# [Objective]
Among the entries below, find the lines with "Management" and copy them.

───── Data listing

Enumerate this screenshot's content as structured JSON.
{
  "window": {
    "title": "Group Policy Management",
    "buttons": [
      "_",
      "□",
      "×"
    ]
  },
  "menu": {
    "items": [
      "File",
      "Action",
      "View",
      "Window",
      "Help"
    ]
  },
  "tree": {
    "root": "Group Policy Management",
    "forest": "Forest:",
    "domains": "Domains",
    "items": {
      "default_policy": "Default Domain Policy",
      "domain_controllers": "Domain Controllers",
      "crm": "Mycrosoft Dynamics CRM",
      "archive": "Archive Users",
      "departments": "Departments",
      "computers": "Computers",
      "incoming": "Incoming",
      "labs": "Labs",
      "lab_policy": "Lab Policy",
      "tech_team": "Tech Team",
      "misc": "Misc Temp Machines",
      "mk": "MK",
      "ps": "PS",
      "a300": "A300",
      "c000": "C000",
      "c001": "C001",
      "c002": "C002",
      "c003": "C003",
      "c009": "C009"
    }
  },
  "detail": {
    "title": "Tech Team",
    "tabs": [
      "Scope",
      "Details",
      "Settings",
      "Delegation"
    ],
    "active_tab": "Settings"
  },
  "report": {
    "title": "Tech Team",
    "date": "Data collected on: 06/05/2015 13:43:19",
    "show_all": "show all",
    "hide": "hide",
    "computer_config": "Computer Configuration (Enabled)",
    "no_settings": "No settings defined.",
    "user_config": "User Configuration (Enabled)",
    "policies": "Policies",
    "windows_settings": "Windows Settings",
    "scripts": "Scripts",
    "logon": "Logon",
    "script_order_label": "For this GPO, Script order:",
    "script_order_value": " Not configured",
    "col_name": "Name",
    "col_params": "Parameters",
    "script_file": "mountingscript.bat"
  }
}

──────────

# [Finished task]
    "title": "Group Policy Management",
    "root": "Group Policy Management",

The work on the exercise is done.